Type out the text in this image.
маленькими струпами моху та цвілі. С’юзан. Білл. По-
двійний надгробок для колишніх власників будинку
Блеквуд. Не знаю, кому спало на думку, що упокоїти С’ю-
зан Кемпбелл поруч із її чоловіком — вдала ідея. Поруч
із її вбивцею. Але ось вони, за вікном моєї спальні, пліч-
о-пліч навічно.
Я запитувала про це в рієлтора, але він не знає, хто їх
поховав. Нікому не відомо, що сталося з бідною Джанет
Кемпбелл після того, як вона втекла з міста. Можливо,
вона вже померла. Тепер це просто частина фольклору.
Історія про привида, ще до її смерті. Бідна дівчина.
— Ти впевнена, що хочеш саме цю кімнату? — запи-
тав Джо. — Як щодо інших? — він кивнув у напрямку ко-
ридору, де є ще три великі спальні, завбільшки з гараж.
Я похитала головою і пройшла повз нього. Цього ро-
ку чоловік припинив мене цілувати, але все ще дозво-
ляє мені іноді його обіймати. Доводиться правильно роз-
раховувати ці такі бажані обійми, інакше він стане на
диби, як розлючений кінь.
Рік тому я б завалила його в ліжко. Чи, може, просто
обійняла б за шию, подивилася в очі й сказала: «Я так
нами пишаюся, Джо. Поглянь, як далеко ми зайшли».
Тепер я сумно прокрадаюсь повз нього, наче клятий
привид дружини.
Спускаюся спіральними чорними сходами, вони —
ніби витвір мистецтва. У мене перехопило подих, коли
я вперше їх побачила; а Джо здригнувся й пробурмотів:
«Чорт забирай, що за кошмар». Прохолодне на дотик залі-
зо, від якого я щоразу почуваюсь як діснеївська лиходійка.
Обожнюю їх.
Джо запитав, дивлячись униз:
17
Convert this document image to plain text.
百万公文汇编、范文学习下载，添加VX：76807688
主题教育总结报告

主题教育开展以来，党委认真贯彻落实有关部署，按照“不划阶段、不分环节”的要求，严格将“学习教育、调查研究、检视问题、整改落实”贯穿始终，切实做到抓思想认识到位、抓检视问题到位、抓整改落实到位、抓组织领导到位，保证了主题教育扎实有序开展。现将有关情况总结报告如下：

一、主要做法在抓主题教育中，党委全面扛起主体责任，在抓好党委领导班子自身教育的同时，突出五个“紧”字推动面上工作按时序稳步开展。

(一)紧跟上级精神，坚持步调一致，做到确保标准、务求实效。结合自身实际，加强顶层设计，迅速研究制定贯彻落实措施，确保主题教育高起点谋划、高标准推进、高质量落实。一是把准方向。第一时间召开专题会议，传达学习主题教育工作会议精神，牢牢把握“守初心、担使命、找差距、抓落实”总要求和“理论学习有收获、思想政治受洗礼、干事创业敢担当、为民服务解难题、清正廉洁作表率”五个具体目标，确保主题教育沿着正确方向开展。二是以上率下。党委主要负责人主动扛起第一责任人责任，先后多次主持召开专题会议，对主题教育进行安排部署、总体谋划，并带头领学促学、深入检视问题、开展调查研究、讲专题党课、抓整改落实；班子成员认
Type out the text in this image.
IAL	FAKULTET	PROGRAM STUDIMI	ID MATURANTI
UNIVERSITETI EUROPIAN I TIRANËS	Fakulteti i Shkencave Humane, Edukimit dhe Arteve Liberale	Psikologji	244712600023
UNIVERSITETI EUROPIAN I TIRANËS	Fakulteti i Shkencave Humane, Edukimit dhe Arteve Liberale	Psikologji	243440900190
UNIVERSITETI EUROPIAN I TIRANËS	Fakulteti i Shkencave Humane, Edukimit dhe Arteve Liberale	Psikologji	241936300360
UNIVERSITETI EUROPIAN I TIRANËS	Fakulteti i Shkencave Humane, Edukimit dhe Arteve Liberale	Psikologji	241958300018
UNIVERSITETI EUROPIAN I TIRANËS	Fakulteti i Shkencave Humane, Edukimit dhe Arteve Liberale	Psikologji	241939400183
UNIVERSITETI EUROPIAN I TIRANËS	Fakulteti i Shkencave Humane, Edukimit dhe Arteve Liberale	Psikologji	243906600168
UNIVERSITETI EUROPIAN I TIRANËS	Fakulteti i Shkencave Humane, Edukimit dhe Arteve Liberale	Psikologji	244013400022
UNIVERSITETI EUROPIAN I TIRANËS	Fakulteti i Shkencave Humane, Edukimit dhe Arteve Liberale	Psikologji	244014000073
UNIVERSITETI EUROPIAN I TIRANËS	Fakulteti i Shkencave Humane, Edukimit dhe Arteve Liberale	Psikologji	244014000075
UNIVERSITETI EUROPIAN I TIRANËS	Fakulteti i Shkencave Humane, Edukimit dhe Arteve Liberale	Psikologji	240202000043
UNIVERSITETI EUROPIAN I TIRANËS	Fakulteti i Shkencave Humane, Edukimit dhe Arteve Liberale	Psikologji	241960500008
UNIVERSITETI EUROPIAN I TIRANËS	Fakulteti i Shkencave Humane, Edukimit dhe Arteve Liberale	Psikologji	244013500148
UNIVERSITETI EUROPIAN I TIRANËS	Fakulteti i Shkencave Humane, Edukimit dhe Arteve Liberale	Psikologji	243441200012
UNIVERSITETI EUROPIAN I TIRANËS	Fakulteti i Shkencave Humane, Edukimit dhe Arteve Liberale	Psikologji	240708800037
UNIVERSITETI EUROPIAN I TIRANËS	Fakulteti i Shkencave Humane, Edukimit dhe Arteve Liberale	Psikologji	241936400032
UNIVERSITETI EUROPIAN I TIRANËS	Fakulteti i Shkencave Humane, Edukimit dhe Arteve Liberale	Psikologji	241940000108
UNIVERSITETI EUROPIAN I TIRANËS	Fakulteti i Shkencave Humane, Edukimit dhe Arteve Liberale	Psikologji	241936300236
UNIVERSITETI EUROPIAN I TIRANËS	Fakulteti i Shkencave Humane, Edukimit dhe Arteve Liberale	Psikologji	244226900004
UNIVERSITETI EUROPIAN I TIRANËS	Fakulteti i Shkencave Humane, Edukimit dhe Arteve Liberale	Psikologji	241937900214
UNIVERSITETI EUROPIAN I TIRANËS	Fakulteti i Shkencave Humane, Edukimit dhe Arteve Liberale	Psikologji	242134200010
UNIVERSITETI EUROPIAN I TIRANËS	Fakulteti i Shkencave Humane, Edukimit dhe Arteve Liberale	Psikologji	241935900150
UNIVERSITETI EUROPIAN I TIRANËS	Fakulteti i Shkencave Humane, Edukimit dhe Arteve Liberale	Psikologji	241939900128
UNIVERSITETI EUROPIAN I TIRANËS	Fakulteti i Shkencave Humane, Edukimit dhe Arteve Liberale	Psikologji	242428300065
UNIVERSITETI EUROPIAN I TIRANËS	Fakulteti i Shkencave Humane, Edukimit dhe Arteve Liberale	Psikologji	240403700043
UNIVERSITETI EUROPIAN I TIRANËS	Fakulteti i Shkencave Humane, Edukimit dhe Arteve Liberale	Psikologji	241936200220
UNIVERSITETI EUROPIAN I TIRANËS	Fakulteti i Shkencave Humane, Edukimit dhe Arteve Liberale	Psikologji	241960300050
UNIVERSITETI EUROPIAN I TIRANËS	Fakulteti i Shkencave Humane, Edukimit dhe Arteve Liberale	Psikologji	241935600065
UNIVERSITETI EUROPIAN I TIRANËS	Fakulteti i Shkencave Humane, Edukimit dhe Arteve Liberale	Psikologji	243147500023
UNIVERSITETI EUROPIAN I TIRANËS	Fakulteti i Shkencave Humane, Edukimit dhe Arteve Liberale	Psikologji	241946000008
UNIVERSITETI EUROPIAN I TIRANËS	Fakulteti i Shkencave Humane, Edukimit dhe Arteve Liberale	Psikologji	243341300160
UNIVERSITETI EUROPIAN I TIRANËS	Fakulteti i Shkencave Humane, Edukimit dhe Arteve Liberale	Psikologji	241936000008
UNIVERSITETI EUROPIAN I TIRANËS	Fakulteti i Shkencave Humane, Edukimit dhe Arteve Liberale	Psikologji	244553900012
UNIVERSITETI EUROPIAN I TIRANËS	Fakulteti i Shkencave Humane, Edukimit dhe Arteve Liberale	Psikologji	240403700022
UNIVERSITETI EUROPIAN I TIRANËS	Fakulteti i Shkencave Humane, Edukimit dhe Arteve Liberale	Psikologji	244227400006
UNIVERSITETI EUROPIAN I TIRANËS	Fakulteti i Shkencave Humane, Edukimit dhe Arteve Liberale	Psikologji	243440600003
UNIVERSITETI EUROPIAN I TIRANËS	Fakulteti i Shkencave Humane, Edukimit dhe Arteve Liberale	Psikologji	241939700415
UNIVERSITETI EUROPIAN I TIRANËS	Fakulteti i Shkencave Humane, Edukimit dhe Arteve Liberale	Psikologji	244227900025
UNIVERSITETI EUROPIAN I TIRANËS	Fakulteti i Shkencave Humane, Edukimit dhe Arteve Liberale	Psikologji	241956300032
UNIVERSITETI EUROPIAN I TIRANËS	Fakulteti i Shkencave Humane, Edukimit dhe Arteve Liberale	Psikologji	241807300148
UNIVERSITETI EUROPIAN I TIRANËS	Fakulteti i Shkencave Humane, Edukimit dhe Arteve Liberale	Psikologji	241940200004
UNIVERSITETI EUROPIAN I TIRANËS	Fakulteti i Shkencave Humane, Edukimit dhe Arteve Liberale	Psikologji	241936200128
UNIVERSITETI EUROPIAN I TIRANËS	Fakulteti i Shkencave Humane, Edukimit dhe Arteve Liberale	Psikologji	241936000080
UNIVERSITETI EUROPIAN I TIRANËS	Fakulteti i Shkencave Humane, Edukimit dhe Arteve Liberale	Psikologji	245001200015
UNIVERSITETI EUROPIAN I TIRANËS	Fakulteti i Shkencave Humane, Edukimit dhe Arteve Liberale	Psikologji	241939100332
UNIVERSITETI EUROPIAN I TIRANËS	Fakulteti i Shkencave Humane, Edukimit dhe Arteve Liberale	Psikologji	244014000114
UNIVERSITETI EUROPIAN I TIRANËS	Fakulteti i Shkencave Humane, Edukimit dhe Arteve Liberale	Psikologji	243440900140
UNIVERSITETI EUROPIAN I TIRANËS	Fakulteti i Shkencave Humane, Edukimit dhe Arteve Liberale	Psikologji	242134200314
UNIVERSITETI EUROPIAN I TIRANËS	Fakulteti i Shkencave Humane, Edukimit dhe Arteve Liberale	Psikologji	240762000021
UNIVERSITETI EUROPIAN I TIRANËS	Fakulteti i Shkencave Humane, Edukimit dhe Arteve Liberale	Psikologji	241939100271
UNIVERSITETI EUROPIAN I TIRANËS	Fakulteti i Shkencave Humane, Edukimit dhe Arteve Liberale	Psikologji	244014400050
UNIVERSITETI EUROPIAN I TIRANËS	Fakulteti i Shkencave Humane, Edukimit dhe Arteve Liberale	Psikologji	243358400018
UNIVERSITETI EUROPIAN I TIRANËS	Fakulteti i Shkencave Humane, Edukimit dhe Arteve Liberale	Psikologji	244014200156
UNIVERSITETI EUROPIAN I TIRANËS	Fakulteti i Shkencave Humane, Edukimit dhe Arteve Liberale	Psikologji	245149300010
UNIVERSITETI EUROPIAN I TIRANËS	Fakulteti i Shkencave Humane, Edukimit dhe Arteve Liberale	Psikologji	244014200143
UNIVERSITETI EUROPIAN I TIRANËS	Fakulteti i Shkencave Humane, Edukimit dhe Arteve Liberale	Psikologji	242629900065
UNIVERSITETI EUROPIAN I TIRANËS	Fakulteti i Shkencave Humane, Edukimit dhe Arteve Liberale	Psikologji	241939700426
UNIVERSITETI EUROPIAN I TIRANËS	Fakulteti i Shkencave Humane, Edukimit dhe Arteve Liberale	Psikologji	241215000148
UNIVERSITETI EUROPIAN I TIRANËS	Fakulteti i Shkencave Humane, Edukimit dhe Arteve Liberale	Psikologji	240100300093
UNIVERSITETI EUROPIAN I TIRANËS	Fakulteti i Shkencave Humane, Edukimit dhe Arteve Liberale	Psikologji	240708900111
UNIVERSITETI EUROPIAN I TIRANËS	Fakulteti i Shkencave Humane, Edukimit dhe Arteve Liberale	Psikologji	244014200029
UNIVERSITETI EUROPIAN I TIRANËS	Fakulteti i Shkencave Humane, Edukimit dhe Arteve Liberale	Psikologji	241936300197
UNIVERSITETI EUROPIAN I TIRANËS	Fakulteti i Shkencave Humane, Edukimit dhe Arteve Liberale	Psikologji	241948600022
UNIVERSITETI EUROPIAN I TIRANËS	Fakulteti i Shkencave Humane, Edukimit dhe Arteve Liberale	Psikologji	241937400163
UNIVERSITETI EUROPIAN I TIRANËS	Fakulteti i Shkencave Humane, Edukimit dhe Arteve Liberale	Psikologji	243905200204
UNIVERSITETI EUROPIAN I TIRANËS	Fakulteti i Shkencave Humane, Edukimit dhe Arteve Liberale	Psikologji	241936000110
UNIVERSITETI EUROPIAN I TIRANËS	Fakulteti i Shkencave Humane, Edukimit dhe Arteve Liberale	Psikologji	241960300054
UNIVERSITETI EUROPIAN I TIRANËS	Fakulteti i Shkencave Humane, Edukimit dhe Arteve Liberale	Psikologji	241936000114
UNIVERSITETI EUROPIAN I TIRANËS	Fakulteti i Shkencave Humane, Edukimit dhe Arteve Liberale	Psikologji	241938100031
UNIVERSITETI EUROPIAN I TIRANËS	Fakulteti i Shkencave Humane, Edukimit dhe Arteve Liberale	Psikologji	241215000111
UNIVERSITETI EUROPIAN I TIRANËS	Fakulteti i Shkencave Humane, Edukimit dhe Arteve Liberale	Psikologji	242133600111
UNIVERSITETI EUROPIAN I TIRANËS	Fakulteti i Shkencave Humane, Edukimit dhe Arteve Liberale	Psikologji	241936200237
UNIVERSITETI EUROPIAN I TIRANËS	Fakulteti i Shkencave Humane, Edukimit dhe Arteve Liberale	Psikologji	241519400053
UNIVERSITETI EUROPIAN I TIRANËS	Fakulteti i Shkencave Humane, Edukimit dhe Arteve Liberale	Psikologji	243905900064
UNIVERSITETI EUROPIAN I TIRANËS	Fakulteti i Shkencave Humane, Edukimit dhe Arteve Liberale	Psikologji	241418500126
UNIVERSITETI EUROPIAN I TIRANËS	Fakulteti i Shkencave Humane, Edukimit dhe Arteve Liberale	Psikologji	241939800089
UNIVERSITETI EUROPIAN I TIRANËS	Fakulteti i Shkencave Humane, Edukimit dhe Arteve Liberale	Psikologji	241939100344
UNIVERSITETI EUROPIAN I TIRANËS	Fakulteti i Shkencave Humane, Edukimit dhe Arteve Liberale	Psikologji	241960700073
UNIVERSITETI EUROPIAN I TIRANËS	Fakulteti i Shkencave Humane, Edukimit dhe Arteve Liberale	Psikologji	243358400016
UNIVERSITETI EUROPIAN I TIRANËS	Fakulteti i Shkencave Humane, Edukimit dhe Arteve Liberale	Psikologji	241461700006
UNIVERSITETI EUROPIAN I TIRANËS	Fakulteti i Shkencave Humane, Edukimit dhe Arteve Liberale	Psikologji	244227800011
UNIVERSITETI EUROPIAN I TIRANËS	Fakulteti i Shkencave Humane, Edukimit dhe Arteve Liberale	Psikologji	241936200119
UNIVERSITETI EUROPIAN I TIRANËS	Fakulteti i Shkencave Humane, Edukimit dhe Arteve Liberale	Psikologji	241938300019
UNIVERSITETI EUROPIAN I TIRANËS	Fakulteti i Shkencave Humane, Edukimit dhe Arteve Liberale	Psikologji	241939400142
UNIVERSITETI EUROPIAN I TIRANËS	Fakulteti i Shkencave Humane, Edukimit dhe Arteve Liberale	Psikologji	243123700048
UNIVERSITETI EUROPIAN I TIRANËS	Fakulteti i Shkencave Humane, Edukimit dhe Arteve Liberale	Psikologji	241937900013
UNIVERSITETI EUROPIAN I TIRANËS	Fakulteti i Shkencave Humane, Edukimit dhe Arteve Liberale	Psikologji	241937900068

PROBLEM STATEMENT: From the listing above, return each line with the word "пліч".

WRITTEN SOLUTION:
із її вбивцею. Але ось вони, за вікном моєї спальні, пліч-
о-пліч навічно.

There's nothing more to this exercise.